Records that describe figures
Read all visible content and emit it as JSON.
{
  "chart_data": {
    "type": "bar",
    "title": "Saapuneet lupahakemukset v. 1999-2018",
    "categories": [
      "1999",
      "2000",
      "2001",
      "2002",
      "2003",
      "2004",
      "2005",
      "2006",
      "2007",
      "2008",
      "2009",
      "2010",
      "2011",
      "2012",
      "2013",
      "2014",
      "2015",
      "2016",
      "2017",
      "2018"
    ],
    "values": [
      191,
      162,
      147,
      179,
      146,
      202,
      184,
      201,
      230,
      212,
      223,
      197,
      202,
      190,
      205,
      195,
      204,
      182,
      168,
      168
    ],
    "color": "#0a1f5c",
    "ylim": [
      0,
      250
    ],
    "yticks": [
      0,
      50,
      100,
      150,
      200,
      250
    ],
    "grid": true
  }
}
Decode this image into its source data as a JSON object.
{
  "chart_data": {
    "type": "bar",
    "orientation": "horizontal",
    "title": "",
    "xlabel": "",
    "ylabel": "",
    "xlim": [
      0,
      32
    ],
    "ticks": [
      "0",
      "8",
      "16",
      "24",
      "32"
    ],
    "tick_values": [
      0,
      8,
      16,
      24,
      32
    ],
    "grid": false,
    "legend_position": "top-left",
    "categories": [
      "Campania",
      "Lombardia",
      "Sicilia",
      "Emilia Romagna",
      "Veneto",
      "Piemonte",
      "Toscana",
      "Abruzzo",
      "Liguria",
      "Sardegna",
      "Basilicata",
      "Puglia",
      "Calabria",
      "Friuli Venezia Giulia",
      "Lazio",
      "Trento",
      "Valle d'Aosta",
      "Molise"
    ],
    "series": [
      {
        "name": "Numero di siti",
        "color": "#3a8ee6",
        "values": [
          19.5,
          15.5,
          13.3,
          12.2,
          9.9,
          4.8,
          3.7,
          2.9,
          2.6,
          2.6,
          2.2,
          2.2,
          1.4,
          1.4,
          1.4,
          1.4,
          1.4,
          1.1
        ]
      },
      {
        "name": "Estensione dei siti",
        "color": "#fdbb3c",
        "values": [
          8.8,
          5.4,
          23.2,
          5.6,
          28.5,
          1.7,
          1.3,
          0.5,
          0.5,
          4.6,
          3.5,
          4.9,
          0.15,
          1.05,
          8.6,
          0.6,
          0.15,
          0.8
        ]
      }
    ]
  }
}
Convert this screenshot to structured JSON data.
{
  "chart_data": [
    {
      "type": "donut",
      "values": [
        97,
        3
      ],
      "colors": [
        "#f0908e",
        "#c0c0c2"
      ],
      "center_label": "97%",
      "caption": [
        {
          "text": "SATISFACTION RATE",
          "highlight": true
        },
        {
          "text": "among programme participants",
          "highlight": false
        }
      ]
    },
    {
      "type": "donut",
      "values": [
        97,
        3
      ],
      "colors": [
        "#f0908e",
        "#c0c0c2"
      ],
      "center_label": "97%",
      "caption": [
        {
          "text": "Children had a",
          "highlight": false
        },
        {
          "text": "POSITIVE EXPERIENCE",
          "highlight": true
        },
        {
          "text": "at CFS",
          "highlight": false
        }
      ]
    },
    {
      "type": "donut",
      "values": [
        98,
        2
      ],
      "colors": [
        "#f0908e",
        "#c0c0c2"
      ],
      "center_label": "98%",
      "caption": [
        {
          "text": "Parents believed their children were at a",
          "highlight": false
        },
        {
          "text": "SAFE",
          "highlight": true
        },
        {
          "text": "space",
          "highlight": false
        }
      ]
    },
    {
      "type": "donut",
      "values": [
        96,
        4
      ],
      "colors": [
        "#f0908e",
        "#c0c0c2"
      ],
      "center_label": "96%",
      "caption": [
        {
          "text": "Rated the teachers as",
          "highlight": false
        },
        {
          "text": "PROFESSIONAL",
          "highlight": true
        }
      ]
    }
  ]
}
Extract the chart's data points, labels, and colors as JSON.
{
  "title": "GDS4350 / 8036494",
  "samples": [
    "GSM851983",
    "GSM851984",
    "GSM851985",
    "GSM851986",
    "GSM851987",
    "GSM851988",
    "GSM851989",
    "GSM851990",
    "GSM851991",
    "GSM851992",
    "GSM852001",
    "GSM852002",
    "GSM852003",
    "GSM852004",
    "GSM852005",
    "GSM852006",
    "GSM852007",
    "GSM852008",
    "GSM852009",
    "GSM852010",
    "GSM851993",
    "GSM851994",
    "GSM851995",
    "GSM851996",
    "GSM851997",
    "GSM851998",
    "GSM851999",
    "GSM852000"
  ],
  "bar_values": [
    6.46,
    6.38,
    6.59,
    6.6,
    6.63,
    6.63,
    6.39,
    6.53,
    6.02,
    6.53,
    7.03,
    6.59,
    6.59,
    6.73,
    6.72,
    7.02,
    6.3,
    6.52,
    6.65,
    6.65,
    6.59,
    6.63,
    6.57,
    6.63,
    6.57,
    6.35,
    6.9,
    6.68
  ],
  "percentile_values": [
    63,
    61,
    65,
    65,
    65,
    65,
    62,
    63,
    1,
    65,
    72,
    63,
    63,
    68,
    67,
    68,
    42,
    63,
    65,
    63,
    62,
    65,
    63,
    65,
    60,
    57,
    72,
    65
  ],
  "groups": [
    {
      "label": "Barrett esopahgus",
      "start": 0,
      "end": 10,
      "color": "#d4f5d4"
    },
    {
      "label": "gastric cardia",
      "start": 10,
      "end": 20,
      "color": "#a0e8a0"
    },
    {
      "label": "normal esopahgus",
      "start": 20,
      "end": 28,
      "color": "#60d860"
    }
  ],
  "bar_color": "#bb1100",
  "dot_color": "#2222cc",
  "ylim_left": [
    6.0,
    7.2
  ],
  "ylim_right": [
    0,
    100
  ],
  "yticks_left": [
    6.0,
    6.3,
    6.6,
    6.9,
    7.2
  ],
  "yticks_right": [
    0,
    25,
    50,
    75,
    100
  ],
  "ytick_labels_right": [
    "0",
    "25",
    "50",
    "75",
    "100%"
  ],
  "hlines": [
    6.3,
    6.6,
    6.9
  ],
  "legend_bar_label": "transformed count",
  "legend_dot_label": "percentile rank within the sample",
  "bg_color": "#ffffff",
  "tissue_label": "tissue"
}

:: REQUIREMENTS ::
Recopy the entries above in their entirety, exactly.

:: SOLUTION FOR THIS TASK ::
Read all visible content and emit it as JSON.
{
  "chart_data": {
    "type": "bar",
    "title": "Saapuneet lupahakemukset v. 1999-2018",
    "categories": [
      "1999",
      "2000",
      "2001",
      "2002",
      "2003",
      "2004",
      "2005",
      "2006",
      "2007",
      "2008",
      "2009",
      "2010",
      "2011",
      "2012",
      "2013",
      "2014",
      "2015",
      "2016",
      "2017",
      "2018"
    ],
    "values": [
      191,
      162,
      147,
      179,
      146,
      202,
      184,
      201,
      230,
      212,
      223,
      197,
      202,
      190,
      205,
      195,
      204,
      182,
      168,
      168
    ],
    "color": "#0a1f5c",
    "ylim": [
      0,
      250
    ],
    "yticks": [
      0,
      50,
      100,
      150,
      200,
      250
    ],
    "grid": true
  }
}
Decode this image into its source data as a JSON object.
{
  "chart_data": {
    "type": "bar",
    "orientation": "horizontal",
    "title": "",
    "xlabel": "",
    "ylabel": "",
    "xlim": [
      0,
      32
    ],
    "ticks": [
      "0",
      "8",
      "16",
      "24",
      "32"
    ],
    "tick_values": [
      0,
      8,
      16,
      24,
      32
    ],
    "grid": false,
    "legend_position": "top-left",
    "categories": [
      "Campania",
      "Lombardia",
      "Sicilia",
      "Emilia Romagna",
      "Veneto",
      "Piemonte",
      "Toscana",
      "Abruzzo",
      "Liguria",
      "Sardegna",
      "Basilicata",
      "Puglia",
      "Calabria",
      "Friuli Venezia Giulia",
      "Lazio",
      "Trento",
      "Valle d'Aosta",
      "Molise"
    ],
    "series": [
      {
        "name": "Numero di siti",
        "color": "#3a8ee6",
        "values": [
          19.5,
          15.5,
          13.3,
          12.2,
          9.9,
          4.8,
          3.7,
          2.9,
          2.6,
          2.6,
          2.2,
          2.2,
          1.4,
          1.4,
          1.4,
          1.4,
          1.4,
          1.1
        ]
      },
      {
        "name": "Estensione dei siti",
        "color": "#fdbb3c",
        "values": [
          8.8,
          5.4,
          23.2,
          5.6,
          28.5,
          1.7,
          1.3,
          0.5,
          0.5,
          4.6,
          3.5,
          4.9,
          0.15,
          1.05,
          8.6,
          0.6,
          0.15,
          0.8
        ]
      }
    ]
  }
}
Convert this screenshot to structured JSON data.
{
  "chart_data": [
    {
      "type": "donut",
      "values": [
        97,
        3
      ],
      "colors": [
        "#f0908e",
        "#c0c0c2"
      ],
      "center_label": "97%",
      "caption": [
        {
          "text": "SATISFACTION RATE",
          "highlight": true
        },
        {
          "text": "among programme participants",
          "highlight": false
        }
      ]
    },
    {
      "type": "donut",
      "values": [
        97,
        3
      ],
      "colors": [
        "#f0908e",
        "#c0c0c2"
      ],
      "center_label": "97%",
      "caption": [
        {
          "text": "Children had a",
          "highlight": false
        },
        {
          "text": "POSITIVE EXPERIENCE",
          "highlight": true
        },
        {
          "text": "at CFS",
          "highlight": false
        }
      ]
    },
    {
      "type": "donut",
      "values": [
        98,
        2
      ],
      "colors": [
        "#f0908e",
        "#c0c0c2"
      ],
      "center_label": "98%",
      "caption": [
        {
          "text": "Parents believed their children were at a",
          "highlight": false
        },
        {
          "text": "SAFE",
          "highlight": true
        },
        {
          "text": "space",
          "highlight": false
        }
      ]
    },
    {
      "type": "donut",
      "values": [
        96,
        4
      ],
      "colors": [
        "#f0908e",
        "#c0c0c2"
      ],
      "center_label": "96%",
      "caption": [
        {
          "text": "Rated the teachers as",
          "highlight": false
        },
        {
          "text": "PROFESSIONAL",
          "highlight": true
        }
      ]
    }
  ]
}
Extract the chart's data points, labels, and colors as JSON.
{
  "title": "GDS4350 / 8036494",
  "samples": [
    "GSM851983",
    "GSM851984",
    "GSM851985",
    "GSM851986",
    "GSM851987",
    "GSM851988",
    "GSM851989",
    "GSM851990",
    "GSM851991",
    "GSM851992",
    "GSM852001",
    "GSM852002",
    "GSM852003",
    "GSM852004",
    "GSM852005",
    "GSM852006",
    "GSM852007",
    "GSM852008",
    "GSM852009",
    "GSM852010",
    "GSM851993",
    "GSM851994",
    "GSM851995",
    "GSM851996",
    "GSM851997",
    "GSM851998",
    "GSM851999",
    "GSM852000"
  ],
  "bar_values": [
    6.46,
    6.38,
    6.59,
    6.6,
    6.63,
    6.63,
    6.39,
    6.53,
    6.02,
    6.53,
    7.03,
    6.59,
    6.59,
    6.73,
    6.72,
    7.02,
    6.3,
    6.52,
    6.65,
    6.65,
    6.59,
    6.63,
    6.57,
    6.63,
    6.57,
    6.35,
    6.9,
    6.68
  ],
  "percentile_values": [
    63,
    61,
    65,
    65,
    65,
    65,
    62,
    63,
    1,
    65,
    72,
    63,
    63,
    68,
    67,
    68,
    42,
    63,
    65,
    63,
    62,
    65,
    63,
    65,
    60,
    57,
    72,
    65
  ],
  "groups": [
    {
      "label": "Barrett esopahgus",
      "start": 0,
      "end": 10,
      "color": "#d4f5d4"
    },
    {
      "label": "gastric cardia",
      "start": 10,
      "end": 20,
      "color": "#a0e8a0"
    },
    {
      "label": "normal esopahgus",
      "start": 20,
      "end": 28,
      "color": "#60d860"
    }
  ],
  "bar_color": "#bb1100",
  "dot_color": "#2222cc",
  "ylim_left": [
    6.0,
    7.2
  ],
  "ylim_right": [
    0,
    100
  ],
  "yticks_left": [
    6.0,
    6.3,
    6.6,
    6.9,
    7.2
  ],
  "yticks_right": [
    0,
    25,
    50,
    75,
    100
  ],
  "ytick_labels_right": [
    "0",
    "25",
    "50",
    "75",
    "100%"
  ],
  "hlines": [
    6.3,
    6.6,
    6.9
  ],
  "legend_bar_label": "transformed count",
  "legend_dot_label": "percentile rank within the sample",
  "bg_color": "#ffffff",
  "tissue_label": "tissue"
}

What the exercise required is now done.